» **Given exercise**
Count the lines below that contain the word "drie", and give only that number.

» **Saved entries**
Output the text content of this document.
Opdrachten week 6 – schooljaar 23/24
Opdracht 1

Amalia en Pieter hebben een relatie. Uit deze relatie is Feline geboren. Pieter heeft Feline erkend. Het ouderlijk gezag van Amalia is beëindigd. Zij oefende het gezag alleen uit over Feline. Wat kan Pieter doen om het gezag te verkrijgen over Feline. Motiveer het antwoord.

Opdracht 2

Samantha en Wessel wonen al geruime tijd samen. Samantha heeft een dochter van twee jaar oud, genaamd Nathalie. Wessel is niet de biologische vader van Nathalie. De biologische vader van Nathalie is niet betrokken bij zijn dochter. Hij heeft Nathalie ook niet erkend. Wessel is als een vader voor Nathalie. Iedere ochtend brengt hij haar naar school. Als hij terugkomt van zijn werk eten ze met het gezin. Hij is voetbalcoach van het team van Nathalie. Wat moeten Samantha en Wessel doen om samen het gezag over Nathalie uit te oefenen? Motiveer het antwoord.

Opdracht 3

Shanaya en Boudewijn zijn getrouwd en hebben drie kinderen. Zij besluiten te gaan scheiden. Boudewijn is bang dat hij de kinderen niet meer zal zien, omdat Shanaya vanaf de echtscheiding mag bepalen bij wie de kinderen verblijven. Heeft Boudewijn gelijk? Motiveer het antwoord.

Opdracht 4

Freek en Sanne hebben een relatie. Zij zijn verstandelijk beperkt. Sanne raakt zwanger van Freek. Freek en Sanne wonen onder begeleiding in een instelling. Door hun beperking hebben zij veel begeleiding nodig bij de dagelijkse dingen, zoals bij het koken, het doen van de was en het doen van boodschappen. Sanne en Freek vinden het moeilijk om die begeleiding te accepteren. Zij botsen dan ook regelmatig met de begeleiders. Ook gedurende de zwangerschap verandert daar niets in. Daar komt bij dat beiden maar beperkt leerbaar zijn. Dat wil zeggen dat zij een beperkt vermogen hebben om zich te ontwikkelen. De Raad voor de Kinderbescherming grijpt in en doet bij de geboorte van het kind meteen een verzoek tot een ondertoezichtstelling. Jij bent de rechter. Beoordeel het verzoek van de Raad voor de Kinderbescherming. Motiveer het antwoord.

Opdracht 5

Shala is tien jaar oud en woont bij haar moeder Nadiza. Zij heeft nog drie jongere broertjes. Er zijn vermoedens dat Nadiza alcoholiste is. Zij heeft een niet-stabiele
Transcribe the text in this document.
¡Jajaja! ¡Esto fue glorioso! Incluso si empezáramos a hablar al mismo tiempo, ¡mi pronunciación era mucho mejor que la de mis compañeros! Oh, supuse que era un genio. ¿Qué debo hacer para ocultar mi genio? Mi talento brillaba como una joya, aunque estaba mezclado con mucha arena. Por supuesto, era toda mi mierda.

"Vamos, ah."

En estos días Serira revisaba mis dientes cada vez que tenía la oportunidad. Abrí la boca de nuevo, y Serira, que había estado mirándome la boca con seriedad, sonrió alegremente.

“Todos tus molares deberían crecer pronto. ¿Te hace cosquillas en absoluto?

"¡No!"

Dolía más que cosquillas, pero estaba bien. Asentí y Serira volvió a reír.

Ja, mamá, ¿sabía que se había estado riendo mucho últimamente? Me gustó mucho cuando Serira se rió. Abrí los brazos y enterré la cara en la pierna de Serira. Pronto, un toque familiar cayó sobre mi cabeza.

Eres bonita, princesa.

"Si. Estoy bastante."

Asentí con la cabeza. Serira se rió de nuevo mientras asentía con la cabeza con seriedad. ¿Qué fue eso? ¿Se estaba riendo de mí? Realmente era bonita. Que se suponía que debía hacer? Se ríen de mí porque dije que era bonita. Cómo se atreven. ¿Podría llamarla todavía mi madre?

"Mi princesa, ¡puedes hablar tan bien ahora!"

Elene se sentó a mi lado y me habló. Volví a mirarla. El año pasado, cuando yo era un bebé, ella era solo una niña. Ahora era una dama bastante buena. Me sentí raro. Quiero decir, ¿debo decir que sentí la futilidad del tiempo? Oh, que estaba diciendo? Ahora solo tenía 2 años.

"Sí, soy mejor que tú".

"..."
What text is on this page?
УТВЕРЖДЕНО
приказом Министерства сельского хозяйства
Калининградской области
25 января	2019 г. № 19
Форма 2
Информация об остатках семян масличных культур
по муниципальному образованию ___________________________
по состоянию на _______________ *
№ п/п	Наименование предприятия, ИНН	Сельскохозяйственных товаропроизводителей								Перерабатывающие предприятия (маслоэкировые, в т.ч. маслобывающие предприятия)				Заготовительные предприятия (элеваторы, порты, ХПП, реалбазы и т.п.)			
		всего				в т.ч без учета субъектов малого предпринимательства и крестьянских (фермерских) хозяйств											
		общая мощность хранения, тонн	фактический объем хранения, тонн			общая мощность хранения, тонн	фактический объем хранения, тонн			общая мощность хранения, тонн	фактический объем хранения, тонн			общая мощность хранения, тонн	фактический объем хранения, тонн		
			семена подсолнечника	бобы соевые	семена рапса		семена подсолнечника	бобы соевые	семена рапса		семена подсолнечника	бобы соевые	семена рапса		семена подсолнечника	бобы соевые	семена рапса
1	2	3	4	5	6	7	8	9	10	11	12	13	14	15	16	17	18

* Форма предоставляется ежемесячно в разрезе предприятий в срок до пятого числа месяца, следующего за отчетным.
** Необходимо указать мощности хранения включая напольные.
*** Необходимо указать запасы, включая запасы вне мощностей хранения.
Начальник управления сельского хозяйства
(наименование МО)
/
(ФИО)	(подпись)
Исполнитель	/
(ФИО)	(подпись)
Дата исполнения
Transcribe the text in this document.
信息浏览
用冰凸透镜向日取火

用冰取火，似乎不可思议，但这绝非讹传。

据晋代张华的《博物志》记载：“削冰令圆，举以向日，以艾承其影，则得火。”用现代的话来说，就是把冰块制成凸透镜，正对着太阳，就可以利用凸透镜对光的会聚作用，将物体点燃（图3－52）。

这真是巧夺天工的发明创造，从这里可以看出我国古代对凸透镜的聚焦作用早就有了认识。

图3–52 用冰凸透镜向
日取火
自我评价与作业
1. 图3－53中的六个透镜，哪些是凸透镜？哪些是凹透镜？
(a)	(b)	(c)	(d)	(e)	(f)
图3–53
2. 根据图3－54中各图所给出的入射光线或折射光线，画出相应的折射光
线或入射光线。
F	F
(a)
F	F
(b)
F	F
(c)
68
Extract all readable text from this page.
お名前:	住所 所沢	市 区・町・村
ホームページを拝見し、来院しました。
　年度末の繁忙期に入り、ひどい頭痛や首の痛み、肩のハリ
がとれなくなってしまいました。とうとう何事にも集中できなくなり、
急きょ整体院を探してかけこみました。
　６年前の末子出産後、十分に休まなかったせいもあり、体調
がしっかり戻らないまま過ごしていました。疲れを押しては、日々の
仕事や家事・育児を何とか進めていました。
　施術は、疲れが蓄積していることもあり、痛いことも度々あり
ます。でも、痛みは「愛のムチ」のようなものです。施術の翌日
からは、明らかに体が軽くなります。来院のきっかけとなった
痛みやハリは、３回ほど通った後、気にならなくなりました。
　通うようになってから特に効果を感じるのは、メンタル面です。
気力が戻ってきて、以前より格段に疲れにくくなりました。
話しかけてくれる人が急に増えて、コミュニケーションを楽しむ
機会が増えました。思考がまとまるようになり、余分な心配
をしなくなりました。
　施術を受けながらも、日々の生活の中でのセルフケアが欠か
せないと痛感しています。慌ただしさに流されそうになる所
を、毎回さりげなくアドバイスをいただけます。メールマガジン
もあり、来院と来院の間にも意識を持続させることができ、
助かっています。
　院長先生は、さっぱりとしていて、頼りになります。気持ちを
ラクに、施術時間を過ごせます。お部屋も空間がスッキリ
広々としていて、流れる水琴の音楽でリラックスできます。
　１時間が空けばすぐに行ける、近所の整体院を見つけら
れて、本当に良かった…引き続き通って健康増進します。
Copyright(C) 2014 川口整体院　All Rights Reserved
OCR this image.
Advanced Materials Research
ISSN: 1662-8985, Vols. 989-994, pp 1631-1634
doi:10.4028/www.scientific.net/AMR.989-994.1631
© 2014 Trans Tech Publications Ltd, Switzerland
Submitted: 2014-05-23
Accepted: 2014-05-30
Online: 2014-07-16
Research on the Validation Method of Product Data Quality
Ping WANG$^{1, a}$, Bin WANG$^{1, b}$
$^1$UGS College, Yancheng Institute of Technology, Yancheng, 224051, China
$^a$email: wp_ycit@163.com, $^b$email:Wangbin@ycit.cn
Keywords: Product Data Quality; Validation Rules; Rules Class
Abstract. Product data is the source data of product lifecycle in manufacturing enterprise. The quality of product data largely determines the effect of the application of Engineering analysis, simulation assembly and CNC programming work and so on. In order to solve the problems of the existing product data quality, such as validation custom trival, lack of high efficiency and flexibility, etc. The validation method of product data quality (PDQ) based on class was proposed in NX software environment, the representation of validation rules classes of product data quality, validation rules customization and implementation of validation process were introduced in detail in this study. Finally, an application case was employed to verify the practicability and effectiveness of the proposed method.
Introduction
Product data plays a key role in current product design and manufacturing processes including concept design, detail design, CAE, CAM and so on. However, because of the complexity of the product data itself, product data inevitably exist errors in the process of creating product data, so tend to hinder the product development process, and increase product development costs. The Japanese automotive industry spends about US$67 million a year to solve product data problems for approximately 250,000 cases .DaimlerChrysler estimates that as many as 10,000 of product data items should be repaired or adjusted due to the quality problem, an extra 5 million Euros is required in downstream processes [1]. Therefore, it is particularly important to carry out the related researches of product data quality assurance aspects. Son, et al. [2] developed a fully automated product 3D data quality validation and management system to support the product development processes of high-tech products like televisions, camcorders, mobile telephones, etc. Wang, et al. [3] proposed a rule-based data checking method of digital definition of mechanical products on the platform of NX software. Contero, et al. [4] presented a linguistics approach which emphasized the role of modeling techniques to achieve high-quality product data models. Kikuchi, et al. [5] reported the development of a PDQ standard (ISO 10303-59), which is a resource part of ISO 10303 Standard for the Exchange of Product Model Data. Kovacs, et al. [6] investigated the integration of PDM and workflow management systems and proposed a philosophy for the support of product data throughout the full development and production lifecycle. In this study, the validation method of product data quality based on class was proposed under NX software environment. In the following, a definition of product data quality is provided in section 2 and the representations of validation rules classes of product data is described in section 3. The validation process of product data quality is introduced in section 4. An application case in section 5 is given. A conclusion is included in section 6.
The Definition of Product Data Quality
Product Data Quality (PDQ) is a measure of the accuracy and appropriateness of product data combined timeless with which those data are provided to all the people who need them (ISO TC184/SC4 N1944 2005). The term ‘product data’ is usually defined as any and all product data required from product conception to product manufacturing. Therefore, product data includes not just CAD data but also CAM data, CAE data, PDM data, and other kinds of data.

» **Output for this exercise**
2